↓

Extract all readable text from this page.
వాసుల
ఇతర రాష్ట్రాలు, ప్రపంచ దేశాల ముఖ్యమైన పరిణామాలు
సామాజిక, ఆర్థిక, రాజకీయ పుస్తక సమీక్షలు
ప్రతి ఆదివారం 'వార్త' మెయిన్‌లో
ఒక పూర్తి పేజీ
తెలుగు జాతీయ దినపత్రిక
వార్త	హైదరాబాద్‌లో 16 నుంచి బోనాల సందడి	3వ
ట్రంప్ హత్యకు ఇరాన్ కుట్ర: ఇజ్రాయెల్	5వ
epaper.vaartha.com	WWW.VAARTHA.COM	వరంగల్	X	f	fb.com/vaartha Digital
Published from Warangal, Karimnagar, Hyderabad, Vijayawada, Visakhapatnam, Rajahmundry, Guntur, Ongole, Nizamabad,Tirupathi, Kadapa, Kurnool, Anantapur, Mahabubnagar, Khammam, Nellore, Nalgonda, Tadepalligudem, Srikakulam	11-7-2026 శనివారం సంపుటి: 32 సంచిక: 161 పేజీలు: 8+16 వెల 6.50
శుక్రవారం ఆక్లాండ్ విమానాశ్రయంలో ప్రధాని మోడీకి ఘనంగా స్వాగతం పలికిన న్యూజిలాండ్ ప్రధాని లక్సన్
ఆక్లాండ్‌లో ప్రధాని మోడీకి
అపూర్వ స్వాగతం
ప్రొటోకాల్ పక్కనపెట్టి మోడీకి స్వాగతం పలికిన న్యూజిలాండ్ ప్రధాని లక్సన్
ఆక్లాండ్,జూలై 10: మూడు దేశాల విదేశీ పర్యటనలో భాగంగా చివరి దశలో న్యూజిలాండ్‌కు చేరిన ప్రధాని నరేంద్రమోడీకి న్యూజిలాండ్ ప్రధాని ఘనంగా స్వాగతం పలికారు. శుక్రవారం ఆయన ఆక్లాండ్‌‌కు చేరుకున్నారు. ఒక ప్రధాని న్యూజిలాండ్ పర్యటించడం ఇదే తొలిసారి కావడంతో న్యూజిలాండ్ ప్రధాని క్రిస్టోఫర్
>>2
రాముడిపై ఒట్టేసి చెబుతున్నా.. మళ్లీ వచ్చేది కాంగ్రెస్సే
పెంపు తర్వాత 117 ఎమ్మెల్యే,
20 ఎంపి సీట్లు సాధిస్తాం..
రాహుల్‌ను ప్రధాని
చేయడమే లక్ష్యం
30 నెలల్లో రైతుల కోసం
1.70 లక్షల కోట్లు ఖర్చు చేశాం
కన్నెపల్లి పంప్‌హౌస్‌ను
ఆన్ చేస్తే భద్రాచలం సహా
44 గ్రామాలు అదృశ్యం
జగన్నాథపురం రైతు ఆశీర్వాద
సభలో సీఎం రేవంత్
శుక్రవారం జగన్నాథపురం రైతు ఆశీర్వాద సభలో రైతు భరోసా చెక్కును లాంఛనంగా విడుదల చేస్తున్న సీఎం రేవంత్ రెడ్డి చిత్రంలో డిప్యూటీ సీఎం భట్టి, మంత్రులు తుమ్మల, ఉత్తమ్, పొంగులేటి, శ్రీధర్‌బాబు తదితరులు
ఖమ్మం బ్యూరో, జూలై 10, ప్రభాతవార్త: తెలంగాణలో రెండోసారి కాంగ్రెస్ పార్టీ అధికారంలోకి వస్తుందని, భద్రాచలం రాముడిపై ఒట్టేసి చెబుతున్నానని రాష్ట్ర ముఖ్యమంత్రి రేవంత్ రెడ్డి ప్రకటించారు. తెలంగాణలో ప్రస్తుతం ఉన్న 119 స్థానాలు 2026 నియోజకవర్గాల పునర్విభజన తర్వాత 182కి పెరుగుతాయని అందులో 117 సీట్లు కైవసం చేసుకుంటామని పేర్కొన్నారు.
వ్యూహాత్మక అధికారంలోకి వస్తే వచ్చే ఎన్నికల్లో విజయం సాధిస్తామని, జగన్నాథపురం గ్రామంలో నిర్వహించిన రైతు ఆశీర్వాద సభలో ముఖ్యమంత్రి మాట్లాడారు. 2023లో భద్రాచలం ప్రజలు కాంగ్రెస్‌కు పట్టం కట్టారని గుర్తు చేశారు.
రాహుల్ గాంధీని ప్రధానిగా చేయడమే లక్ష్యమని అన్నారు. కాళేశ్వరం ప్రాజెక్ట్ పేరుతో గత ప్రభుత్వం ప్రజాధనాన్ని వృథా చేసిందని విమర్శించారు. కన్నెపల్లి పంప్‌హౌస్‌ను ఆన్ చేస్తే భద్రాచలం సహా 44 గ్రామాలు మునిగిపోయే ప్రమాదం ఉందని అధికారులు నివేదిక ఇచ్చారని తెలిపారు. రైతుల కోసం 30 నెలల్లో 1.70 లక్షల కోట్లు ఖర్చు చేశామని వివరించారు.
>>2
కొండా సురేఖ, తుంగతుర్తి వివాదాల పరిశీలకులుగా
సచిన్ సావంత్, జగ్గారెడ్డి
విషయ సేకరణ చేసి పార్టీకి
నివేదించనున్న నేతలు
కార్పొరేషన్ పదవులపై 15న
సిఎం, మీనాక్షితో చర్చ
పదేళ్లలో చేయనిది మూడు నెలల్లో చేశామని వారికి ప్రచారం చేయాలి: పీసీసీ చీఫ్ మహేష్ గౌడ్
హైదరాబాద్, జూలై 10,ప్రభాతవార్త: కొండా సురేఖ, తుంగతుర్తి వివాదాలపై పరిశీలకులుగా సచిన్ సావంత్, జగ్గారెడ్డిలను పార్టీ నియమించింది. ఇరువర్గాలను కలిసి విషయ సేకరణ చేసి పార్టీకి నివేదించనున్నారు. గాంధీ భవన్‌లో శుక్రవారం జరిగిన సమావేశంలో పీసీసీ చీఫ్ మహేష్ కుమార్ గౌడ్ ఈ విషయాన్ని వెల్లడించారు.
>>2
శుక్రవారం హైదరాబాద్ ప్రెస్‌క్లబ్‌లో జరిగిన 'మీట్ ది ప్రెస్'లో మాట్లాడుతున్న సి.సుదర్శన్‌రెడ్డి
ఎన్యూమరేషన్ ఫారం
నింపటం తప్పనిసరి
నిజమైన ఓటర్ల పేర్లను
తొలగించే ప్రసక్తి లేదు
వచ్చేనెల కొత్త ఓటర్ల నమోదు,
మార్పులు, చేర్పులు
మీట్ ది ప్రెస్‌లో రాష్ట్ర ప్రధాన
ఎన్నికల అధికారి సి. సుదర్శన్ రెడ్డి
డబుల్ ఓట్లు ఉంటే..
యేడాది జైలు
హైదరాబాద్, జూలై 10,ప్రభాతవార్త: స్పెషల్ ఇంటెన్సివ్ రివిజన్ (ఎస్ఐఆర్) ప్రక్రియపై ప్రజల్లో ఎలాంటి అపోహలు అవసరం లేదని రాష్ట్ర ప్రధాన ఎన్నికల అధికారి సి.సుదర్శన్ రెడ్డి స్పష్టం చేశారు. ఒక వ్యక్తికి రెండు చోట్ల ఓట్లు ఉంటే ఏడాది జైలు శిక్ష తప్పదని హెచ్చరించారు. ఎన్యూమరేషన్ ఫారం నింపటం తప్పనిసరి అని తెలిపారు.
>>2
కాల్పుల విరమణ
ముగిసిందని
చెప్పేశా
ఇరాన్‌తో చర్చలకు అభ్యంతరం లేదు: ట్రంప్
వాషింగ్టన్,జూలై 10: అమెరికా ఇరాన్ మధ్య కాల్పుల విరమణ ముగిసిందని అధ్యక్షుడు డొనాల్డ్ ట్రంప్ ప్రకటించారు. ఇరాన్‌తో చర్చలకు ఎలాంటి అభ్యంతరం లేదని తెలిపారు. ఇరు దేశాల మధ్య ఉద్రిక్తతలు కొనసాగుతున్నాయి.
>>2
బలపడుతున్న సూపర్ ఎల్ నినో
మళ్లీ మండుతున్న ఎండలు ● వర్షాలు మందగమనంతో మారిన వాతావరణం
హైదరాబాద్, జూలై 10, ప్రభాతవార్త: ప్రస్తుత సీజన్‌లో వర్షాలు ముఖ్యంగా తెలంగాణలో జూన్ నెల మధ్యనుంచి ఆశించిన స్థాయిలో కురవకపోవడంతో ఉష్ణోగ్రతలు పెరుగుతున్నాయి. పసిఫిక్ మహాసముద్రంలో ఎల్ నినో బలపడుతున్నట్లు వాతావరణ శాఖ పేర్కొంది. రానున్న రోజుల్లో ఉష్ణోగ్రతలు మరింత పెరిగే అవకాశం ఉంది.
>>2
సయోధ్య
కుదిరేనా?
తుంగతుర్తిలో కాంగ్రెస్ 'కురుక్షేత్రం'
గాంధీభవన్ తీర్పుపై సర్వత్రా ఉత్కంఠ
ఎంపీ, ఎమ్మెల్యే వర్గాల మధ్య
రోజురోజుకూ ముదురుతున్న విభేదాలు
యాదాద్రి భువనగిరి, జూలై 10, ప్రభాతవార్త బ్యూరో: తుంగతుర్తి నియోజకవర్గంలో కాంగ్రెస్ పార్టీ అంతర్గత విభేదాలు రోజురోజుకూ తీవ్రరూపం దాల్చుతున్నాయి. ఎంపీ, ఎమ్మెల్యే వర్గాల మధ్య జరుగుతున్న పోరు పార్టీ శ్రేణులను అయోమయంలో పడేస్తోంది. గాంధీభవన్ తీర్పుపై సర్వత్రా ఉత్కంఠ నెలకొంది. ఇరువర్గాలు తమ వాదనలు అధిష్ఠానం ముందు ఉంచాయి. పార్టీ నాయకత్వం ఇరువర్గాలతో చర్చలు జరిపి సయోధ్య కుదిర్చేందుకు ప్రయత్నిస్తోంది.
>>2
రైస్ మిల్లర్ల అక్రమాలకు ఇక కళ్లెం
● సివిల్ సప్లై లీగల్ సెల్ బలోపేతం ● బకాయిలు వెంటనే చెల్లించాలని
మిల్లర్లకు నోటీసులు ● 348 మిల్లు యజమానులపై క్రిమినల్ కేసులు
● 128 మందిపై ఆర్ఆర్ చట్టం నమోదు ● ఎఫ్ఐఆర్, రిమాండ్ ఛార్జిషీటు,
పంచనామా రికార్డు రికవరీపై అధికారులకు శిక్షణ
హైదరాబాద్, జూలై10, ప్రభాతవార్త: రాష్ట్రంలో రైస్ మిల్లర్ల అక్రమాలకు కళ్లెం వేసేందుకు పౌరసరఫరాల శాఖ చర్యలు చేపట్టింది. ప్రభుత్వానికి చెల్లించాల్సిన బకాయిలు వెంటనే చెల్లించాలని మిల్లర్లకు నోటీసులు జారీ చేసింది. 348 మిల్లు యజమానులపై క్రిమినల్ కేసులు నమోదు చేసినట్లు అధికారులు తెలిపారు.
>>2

↑

» **Written exercise**
Determine the number of lines where the string "బలపడ" occurs, and give that number only.

» **Exercise response**
2